**Records provided:**
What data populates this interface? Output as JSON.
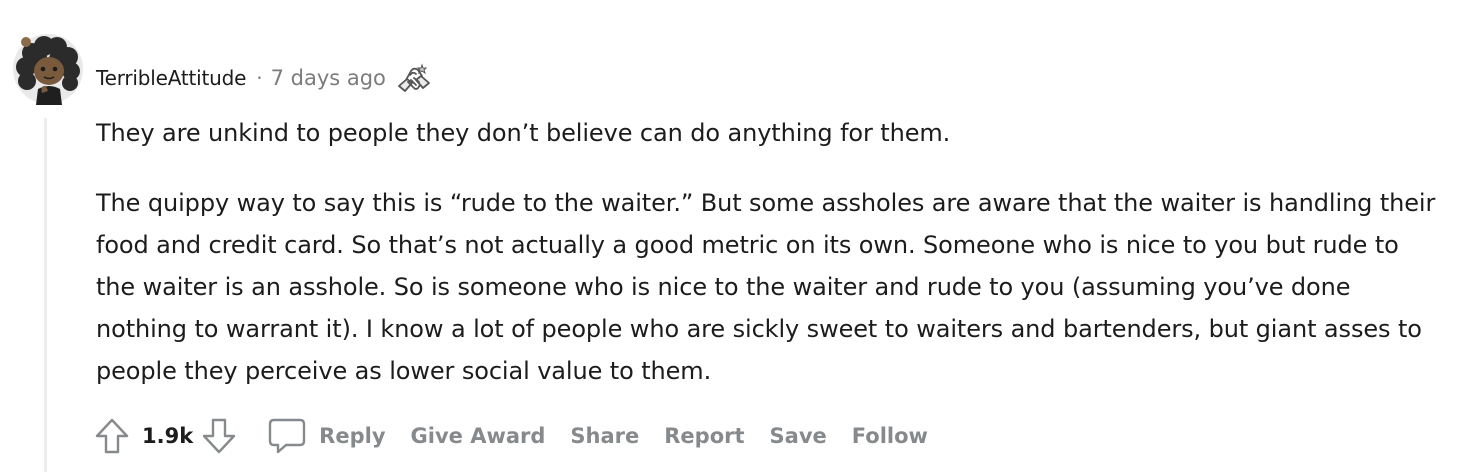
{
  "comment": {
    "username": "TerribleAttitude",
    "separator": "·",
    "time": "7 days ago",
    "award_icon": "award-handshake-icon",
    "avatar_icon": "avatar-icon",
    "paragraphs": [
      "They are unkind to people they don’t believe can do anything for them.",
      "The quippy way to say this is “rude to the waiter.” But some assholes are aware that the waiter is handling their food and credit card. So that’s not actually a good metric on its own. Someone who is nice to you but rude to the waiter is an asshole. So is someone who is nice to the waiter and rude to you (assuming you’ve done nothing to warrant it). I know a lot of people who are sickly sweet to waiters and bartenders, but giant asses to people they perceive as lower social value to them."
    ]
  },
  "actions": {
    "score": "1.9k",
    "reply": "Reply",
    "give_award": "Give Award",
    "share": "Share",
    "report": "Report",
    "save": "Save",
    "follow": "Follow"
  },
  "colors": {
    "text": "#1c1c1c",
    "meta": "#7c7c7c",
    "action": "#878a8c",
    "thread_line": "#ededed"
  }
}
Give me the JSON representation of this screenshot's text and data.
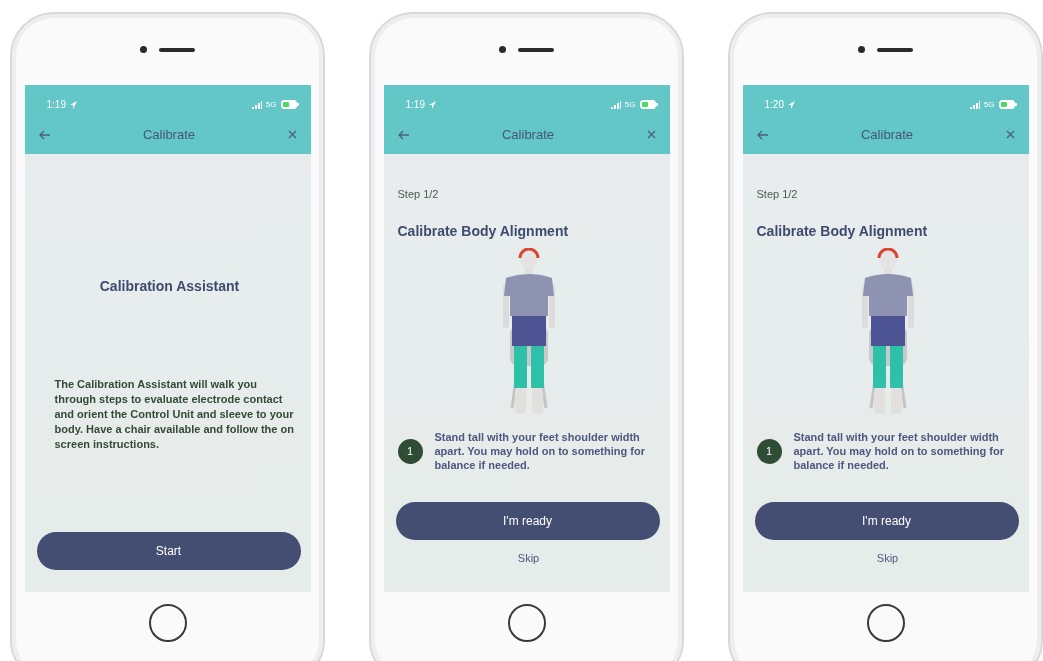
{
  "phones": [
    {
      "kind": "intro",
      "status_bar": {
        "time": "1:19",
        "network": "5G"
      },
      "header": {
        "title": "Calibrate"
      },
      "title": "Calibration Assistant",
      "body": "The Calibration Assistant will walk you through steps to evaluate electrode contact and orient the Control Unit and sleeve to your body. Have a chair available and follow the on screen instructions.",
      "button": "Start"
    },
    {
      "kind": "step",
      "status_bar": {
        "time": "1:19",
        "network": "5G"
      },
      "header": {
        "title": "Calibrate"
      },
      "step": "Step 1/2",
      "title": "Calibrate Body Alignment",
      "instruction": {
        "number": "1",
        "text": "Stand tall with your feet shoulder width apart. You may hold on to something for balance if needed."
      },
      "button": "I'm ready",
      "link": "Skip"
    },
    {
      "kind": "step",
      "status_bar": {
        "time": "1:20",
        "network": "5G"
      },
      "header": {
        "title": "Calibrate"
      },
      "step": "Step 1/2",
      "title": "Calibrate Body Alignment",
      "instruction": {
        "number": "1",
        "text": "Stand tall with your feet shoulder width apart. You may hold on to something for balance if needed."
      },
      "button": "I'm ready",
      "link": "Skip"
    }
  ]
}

**Exercise:** Repeat the entries exactly. Pictures are excluded from the copy.

**Task result:**
What data populates this interface? Output as JSON.
{
  "comment": {
    "username": "TerribleAttitude",
    "separator": "·",
    "time": "7 days ago",
    "award_icon": "award-handshake-icon",
    "avatar_icon": "avatar-icon",
    "paragraphs": [
      "They are unkind to people they don’t believe can do anything for them.",
      "The quippy way to say this is “rude to the waiter.” But some assholes are aware that the waiter is handling their food and credit card. So that’s not actually a good metric on its own. Someone who is nice to you but rude to the waiter is an asshole. So is someone who is nice to the waiter and rude to you (assuming you’ve done nothing to warrant it). I know a lot of people who are sickly sweet to waiters and bartenders, but giant asses to people they perceive as lower social value to them."
    ]
  },
  "actions": {
    "score": "1.9k",
    "reply": "Reply",
    "give_award": "Give Award",
    "share": "Share",
    "report": "Report",
    "save": "Save",
    "follow": "Follow"
  },
  "colors": {
    "text": "#1c1c1c",
    "meta": "#7c7c7c",
    "action": "#878a8c",
    "thread_line": "#ededed"
  }
}
Give me the JSON representation of this screenshot's text and data.
{
  "phones": [
    {
      "kind": "intro",
      "status_bar": {
        "time": "1:19",
        "network": "5G"
      },
      "header": {
        "title": "Calibrate"
      },
      "title": "Calibration Assistant",
      "body": "The Calibration Assistant will walk you through steps to evaluate electrode contact and orient the Control Unit and sleeve to your body. Have a chair available and follow the on screen instructions.",
      "button": "Start"
    },
    {
      "kind": "step",
      "status_bar": {
        "time": "1:19",
        "network": "5G"
      },
      "header": {
        "title": "Calibrate"
      },
      "step": "Step 1/2",
      "title": "Calibrate Body Alignment",
      "instruction": {
        "number": "1",
        "text": "Stand tall with your feet shoulder width apart. You may hold on to something for balance if needed."
      },
      "button": "I'm ready",
      "link": "Skip"
    },
    {
      "kind": "step",
      "status_bar": {
        "time": "1:20",
        "network": "5G"
      },
      "header": {
        "title": "Calibrate"
      },
      "step": "Step 1/2",
      "title": "Calibrate Body Alignment",
      "instruction": {
        "number": "1",
        "text": "Stand tall with your feet shoulder width apart. You may hold on to something for balance if needed."
      },
      "button": "I'm ready",
      "link": "Skip"
    }
  ]
}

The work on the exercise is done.